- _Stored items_
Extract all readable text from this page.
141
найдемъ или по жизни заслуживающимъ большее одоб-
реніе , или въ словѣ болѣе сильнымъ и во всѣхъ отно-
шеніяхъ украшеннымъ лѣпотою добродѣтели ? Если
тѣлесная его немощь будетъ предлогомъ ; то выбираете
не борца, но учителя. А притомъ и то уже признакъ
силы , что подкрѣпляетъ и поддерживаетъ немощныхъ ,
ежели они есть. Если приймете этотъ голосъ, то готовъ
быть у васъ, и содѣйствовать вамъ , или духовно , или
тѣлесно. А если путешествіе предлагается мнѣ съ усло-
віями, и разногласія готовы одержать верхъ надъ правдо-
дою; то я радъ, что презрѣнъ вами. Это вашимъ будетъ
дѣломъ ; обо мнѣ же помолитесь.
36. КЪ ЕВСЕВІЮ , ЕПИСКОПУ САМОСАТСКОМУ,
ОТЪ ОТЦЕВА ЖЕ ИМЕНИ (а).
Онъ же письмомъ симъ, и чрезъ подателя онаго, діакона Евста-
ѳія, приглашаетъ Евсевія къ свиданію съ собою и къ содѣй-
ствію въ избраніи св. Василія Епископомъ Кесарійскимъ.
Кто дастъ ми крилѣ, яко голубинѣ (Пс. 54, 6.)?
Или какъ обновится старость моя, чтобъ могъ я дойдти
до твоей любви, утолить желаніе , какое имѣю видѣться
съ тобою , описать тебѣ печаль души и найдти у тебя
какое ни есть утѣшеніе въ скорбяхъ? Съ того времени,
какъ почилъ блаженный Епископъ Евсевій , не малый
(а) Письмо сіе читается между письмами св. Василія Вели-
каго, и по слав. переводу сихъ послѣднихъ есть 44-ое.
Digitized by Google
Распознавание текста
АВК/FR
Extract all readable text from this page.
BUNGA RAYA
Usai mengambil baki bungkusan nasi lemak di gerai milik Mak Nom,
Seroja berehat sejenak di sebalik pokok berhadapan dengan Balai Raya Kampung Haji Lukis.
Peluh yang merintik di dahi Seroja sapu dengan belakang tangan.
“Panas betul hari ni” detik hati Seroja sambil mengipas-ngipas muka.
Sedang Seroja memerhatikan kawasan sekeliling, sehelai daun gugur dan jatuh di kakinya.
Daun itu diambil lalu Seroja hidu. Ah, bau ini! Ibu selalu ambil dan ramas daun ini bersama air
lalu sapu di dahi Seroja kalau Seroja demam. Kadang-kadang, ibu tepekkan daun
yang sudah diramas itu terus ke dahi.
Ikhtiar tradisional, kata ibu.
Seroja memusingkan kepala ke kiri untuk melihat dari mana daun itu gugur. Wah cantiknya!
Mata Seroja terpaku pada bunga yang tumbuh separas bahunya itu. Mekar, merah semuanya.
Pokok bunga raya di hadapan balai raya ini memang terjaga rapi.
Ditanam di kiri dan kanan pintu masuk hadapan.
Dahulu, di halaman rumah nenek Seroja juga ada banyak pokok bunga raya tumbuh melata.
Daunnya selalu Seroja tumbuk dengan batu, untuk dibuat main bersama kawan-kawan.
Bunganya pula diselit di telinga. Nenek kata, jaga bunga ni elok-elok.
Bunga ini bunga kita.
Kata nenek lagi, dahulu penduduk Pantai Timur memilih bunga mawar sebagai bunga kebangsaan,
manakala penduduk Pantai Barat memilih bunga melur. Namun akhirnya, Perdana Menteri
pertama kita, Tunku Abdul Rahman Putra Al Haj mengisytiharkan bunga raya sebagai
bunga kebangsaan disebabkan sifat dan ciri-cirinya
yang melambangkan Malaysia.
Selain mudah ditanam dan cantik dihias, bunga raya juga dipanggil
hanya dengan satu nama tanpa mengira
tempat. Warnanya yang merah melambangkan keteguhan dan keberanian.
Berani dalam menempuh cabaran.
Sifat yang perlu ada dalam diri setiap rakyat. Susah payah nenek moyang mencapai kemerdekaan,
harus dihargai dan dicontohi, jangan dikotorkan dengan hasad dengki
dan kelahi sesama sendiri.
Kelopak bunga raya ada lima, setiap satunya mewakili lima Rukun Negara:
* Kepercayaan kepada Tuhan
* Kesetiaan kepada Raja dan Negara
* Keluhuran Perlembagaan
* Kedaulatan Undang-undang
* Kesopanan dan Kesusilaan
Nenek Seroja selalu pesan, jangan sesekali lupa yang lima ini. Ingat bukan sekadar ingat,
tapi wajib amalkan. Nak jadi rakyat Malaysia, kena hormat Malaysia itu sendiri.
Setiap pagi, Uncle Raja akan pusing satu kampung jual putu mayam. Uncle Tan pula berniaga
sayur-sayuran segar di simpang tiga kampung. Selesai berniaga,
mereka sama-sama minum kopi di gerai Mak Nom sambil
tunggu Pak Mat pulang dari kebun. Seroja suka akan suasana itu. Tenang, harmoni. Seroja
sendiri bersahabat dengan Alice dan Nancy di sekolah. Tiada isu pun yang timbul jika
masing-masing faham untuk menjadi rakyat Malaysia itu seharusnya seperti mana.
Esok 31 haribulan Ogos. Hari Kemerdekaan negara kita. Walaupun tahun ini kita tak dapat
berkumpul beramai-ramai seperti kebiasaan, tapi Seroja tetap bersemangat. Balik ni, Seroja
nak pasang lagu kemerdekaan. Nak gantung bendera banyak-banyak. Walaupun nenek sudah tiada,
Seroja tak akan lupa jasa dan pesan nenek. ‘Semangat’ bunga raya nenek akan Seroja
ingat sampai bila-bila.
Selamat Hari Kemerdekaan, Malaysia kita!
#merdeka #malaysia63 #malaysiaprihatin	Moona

- _Task to carry out_
Transcribe the whole listing with nothing added or left out.

- _Expected output_
Extract all readable text from this page.
141
найдемъ или по жизни заслуживающимъ большее одоб-
реніе , или въ словѣ болѣе сильнымъ и во всѣхъ отно-
шеніяхъ украшеннымъ лѣпотою добродѣтели ? Если
тѣлесная его немощь будетъ предлогомъ ; то выбираете
не борца, но учителя. А притомъ и то уже признакъ
силы , что подкрѣпляетъ и поддерживаетъ немощныхъ ,
ежели они есть. Если приймете этотъ голосъ, то готовъ
быть у васъ, и содѣйствовать вамъ , или духовно , или
тѣлесно. А если путешествіе предлагается мнѣ съ усло-
віями, и разногласія готовы одержать верхъ надъ правдо-
дою; то я радъ, что презрѣнъ вами. Это вашимъ будетъ
дѣломъ ; обо мнѣ же помолитесь.
36. КЪ ЕВСЕВІЮ , ЕПИСКОПУ САМОСАТСКОМУ,
ОТЪ ОТЦЕВА ЖЕ ИМЕНИ (а).
Онъ же письмомъ симъ, и чрезъ подателя онаго, діакона Евста-
ѳія, приглашаетъ Евсевія къ свиданію съ собою и къ содѣй-
ствію въ избраніи св. Василія Епископомъ Кесарійскимъ.
Кто дастъ ми крилѣ, яко голубинѣ (Пс. 54, 6.)?
Или какъ обновится старость моя, чтобъ могъ я дойдти
до твоей любви, утолить желаніе , какое имѣю видѣться
съ тобою , описать тебѣ печаль души и найдти у тебя
какое ни есть утѣшеніе въ скорбяхъ? Съ того времени,
какъ почилъ блаженный Епископъ Евсевій , не малый
(а) Письмо сіе читается между письмами св. Василія Вели-
каго, и по слав. переводу сихъ послѣднихъ есть 44-ое.
Digitized by Google
Распознавание текста
АВК/FR
Extract all readable text from this page.
BUNGA RAYA
Usai mengambil baki bungkusan nasi lemak di gerai milik Mak Nom,
Seroja berehat sejenak di sebalik pokok berhadapan dengan Balai Raya Kampung Haji Lukis.
Peluh yang merintik di dahi Seroja sapu dengan belakang tangan.
“Panas betul hari ni” detik hati Seroja sambil mengipas-ngipas muka.
Sedang Seroja memerhatikan kawasan sekeliling, sehelai daun gugur dan jatuh di kakinya.
Daun itu diambil lalu Seroja hidu. Ah, bau ini! Ibu selalu ambil dan ramas daun ini bersama air
lalu sapu di dahi Seroja kalau Seroja demam. Kadang-kadang, ibu tepekkan daun
yang sudah diramas itu terus ke dahi.
Ikhtiar tradisional, kata ibu.
Seroja memusingkan kepala ke kiri untuk melihat dari mana daun itu gugur. Wah cantiknya!
Mata Seroja terpaku pada bunga yang tumbuh separas bahunya itu. Mekar, merah semuanya.
Pokok bunga raya di hadapan balai raya ini memang terjaga rapi.
Ditanam di kiri dan kanan pintu masuk hadapan.
Dahulu, di halaman rumah nenek Seroja juga ada banyak pokok bunga raya tumbuh melata.
Daunnya selalu Seroja tumbuk dengan batu, untuk dibuat main bersama kawan-kawan.
Bunganya pula diselit di telinga. Nenek kata, jaga bunga ni elok-elok.
Bunga ini bunga kita.
Kata nenek lagi, dahulu penduduk Pantai Timur memilih bunga mawar sebagai bunga kebangsaan,
manakala penduduk Pantai Barat memilih bunga melur. Namun akhirnya, Perdana Menteri
pertama kita, Tunku Abdul Rahman Putra Al Haj mengisytiharkan bunga raya sebagai
bunga kebangsaan disebabkan sifat dan ciri-cirinya
yang melambangkan Malaysia.
Selain mudah ditanam dan cantik dihias, bunga raya juga dipanggil
hanya dengan satu nama tanpa mengira
tempat. Warnanya yang merah melambangkan keteguhan dan keberanian.
Berani dalam menempuh cabaran.
Sifat yang perlu ada dalam diri setiap rakyat. Susah payah nenek moyang mencapai kemerdekaan,
harus dihargai dan dicontohi, jangan dikotorkan dengan hasad dengki
dan kelahi sesama sendiri.
Kelopak bunga raya ada lima, setiap satunya mewakili lima Rukun Negara:
* Kepercayaan kepada Tuhan
* Kesetiaan kepada Raja dan Negara
* Keluhuran Perlembagaan
* Kedaulatan Undang-undang
* Kesopanan dan Kesusilaan
Nenek Seroja selalu pesan, jangan sesekali lupa yang lima ini. Ingat bukan sekadar ingat,
tapi wajib amalkan. Nak jadi rakyat Malaysia, kena hormat Malaysia itu sendiri.
Setiap pagi, Uncle Raja akan pusing satu kampung jual putu mayam. Uncle Tan pula berniaga
sayur-sayuran segar di simpang tiga kampung. Selesai berniaga,
mereka sama-sama minum kopi di gerai Mak Nom sambil
tunggu Pak Mat pulang dari kebun. Seroja suka akan suasana itu. Tenang, harmoni. Seroja
sendiri bersahabat dengan Alice dan Nancy di sekolah. Tiada isu pun yang timbul jika
masing-masing faham untuk menjadi rakyat Malaysia itu seharusnya seperti mana.
Esok 31 haribulan Ogos. Hari Kemerdekaan negara kita. Walaupun tahun ini kita tak dapat
berkumpul beramai-ramai seperti kebiasaan, tapi Seroja tetap bersemangat. Balik ni, Seroja
nak pasang lagu kemerdekaan. Nak gantung bendera banyak-banyak. Walaupun nenek sudah tiada,
Seroja tak akan lupa jasa dan pesan nenek. ‘Semangat’ bunga raya nenek akan Seroja
ingat sampai bila-bila.
Selamat Hari Kemerdekaan, Malaysia kita!
#merdeka #malaysia63 #malaysiaprihatin	Moona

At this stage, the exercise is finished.